* **What is needed**: Every line with "ihrer" in it must be copied from the data.

(Bounding box prediction data)
• • • •

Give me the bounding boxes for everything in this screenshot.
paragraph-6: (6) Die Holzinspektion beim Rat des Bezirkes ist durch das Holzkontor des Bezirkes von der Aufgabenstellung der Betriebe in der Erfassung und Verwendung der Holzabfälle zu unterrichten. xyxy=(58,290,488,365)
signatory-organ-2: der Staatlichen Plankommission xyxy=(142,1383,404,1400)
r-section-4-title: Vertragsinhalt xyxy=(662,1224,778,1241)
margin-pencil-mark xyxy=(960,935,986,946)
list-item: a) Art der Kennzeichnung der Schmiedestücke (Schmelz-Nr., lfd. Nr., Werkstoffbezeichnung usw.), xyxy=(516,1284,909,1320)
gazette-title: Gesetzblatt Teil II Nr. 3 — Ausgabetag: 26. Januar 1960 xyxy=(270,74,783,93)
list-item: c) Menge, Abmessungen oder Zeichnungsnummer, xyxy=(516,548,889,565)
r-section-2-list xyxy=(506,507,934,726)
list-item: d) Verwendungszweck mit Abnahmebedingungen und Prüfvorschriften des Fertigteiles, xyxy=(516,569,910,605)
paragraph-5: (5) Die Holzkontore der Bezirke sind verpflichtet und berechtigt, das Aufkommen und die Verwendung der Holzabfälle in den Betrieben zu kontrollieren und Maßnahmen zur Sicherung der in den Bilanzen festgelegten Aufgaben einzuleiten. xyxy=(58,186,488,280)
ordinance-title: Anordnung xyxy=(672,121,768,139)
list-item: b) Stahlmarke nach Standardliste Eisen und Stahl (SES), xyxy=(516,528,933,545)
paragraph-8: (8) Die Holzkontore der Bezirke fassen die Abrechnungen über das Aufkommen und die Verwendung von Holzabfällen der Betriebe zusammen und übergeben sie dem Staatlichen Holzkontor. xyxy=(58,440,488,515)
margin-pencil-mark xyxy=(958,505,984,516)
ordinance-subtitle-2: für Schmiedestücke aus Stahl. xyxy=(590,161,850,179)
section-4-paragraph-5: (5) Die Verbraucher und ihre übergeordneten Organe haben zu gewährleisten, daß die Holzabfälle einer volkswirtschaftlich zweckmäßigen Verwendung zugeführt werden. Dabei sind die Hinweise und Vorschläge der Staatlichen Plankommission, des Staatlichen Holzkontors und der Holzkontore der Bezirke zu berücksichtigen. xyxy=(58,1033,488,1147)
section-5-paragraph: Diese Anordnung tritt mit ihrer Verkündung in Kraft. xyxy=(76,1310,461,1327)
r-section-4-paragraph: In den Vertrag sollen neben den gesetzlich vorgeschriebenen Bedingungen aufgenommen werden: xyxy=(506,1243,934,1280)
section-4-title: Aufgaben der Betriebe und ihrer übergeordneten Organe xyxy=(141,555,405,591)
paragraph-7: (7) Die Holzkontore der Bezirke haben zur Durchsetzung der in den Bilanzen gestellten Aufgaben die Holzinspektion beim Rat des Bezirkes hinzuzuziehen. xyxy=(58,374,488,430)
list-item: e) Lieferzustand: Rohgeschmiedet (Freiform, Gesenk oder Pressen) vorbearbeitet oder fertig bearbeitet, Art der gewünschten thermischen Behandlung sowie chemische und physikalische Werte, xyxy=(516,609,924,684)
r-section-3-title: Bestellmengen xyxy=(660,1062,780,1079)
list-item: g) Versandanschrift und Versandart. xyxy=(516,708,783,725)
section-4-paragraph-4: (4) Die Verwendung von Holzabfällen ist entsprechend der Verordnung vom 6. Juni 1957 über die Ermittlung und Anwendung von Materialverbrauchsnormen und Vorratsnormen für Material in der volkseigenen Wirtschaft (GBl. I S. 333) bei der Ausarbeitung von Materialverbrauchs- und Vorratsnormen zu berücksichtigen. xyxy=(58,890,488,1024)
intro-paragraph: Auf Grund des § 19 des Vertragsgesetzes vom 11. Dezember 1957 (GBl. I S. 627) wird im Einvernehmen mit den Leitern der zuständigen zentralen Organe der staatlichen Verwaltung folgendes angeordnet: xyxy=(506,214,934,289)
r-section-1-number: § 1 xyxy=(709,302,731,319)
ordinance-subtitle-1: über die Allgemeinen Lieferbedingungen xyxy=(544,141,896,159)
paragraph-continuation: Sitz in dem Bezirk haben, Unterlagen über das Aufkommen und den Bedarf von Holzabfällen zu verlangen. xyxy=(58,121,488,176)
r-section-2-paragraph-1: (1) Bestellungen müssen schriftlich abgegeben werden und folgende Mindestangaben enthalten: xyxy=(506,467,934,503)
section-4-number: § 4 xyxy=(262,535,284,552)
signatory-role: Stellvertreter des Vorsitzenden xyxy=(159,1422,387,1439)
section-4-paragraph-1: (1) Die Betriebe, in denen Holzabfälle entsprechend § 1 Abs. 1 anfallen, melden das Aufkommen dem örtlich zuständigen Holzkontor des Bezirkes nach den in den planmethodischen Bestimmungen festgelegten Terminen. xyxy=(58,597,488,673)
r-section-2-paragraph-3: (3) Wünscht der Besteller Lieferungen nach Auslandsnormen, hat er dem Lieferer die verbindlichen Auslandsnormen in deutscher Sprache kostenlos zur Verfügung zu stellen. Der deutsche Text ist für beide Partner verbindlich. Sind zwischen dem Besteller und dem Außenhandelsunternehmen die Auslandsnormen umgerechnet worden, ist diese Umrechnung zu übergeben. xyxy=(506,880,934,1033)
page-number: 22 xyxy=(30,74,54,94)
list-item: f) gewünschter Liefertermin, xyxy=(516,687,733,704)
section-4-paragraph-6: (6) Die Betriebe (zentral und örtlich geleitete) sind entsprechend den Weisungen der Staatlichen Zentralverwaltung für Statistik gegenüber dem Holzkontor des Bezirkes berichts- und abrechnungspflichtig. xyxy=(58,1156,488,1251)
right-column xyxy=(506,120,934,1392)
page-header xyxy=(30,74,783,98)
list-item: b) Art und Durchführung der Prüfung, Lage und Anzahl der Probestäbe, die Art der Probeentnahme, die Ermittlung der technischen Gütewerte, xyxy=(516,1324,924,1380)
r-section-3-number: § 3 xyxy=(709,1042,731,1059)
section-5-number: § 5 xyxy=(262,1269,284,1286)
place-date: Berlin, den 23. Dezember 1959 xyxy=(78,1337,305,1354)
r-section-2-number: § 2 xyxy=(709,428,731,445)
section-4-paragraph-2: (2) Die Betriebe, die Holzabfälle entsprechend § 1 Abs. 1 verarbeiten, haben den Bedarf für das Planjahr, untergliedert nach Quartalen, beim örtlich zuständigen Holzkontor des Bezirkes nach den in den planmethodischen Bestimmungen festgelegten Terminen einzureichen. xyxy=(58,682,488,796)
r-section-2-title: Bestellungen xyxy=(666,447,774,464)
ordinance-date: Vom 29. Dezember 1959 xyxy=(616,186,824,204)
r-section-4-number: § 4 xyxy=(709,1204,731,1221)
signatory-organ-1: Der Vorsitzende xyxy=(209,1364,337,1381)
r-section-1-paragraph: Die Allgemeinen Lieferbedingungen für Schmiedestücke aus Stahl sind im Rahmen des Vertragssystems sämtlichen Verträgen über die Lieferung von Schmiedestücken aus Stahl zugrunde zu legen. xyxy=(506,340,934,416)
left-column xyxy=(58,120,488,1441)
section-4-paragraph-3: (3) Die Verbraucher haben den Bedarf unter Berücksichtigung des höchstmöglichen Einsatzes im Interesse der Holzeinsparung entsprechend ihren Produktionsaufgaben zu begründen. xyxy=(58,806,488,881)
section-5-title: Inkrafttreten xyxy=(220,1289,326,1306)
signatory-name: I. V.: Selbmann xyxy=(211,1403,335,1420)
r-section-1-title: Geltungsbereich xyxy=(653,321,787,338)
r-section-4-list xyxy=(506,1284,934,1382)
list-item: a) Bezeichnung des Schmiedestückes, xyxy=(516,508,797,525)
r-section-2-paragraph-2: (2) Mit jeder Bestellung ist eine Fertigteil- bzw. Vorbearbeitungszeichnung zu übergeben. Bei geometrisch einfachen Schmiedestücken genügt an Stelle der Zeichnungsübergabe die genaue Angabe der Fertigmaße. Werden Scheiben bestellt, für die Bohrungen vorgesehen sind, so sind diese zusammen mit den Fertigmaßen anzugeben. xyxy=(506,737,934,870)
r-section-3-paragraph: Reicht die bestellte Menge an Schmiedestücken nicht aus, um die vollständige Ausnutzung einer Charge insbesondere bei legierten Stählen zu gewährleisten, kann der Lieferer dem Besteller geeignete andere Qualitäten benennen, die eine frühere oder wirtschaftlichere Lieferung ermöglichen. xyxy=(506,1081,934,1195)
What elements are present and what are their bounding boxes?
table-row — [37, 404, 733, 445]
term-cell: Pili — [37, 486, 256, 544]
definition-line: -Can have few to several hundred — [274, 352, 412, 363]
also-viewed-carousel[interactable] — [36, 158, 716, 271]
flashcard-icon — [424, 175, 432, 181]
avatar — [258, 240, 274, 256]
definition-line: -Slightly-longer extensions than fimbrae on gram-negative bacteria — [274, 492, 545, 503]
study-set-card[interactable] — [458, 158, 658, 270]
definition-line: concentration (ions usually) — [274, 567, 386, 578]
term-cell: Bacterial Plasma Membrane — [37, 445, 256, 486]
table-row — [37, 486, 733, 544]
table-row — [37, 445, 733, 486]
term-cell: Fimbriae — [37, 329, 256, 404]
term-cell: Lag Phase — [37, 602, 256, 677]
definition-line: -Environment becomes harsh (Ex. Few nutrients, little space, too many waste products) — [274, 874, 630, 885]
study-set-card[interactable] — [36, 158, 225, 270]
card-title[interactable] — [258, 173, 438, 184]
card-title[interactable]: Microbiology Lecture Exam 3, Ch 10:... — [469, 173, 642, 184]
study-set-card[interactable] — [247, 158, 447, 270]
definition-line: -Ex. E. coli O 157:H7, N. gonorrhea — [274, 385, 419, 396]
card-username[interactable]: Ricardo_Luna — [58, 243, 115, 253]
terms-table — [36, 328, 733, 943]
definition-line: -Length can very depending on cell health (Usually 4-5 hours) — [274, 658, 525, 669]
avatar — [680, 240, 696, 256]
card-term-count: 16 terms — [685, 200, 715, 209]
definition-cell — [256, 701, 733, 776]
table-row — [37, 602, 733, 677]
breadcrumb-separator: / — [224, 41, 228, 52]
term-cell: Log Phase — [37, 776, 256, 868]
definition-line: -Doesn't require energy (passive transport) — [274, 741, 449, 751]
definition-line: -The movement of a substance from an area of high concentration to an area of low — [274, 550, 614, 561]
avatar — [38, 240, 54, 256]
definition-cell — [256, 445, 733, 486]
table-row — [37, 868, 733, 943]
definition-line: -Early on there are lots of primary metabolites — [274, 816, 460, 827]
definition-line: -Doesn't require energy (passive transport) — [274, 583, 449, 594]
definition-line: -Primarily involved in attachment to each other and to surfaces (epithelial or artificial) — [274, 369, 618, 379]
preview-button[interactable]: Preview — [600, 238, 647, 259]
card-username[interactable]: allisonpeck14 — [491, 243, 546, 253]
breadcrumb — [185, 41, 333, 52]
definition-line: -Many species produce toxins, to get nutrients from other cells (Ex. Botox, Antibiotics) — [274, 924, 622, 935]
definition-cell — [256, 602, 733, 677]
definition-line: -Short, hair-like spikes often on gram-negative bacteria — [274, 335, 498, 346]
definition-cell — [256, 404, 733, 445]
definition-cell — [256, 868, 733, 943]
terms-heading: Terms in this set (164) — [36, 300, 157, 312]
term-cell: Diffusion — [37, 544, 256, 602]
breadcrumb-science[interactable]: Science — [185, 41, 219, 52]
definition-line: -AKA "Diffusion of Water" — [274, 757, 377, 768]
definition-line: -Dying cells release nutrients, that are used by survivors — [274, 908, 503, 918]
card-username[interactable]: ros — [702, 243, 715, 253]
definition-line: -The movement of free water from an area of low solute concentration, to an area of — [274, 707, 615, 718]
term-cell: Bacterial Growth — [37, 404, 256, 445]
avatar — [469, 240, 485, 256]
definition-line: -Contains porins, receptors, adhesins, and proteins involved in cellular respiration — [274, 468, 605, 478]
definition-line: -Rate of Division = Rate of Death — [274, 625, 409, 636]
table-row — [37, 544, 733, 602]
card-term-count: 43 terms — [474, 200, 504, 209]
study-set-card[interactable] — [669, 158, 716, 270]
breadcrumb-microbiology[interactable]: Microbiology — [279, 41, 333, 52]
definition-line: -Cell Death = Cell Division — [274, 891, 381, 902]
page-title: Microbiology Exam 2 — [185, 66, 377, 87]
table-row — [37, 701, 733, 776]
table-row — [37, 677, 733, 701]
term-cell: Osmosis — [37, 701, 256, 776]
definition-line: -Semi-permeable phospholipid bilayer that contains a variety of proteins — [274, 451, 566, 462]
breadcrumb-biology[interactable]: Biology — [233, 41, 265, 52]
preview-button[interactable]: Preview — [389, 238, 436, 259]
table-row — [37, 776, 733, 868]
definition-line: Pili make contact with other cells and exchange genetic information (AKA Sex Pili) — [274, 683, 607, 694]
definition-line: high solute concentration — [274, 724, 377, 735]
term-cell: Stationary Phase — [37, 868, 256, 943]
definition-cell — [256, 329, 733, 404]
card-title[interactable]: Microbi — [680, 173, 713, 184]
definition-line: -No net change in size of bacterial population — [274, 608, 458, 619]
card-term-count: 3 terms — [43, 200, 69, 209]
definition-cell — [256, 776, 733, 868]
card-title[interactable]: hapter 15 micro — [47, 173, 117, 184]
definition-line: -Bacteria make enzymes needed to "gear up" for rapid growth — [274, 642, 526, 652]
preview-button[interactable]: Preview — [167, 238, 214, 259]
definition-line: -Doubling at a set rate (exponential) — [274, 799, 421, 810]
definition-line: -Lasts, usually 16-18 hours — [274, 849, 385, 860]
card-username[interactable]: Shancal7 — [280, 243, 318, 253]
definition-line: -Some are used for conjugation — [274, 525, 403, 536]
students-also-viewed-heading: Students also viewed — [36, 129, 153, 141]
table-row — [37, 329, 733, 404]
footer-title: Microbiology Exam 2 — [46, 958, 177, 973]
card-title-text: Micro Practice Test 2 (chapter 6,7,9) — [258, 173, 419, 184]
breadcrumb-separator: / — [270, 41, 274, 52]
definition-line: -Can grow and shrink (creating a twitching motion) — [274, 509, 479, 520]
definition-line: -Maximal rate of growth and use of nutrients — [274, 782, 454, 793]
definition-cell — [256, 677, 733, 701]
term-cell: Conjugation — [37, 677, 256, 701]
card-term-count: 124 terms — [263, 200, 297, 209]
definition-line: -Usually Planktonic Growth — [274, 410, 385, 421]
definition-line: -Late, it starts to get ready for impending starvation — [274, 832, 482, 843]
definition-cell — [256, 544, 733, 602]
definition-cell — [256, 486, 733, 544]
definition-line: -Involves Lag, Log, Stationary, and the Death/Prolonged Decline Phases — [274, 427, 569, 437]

• • • •

* **Reply to the task**:
section-5-paragraph: Diese Anordnung tritt mit ihrer Verkündung in Kraft. xyxy=(76,1310,461,1327)
section-4-title: Aufgaben der Betriebe und ihrer übergeordneten Organe xyxy=(141,555,405,591)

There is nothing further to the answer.